■ Task objective ■
Check every line below for the word "name" and copy each one that has it.

■ ■ ■

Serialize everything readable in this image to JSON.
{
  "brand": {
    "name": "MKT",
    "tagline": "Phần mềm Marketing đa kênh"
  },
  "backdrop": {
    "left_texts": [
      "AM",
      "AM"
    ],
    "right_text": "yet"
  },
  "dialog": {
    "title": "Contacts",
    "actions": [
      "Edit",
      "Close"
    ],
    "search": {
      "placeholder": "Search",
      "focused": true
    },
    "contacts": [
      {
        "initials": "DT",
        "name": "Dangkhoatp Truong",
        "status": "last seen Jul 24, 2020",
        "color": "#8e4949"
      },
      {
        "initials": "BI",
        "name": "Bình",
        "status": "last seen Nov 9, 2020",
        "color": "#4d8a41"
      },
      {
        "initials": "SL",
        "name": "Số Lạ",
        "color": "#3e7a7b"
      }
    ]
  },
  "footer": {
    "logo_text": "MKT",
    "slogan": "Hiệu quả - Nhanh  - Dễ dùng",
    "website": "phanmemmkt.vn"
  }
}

■ ■ ■

■ Complete response ■
    "name": "MKT",
        "name": "Dangkhoatp Truong",
        "name": "Bình",
        "name": "Số Lạ",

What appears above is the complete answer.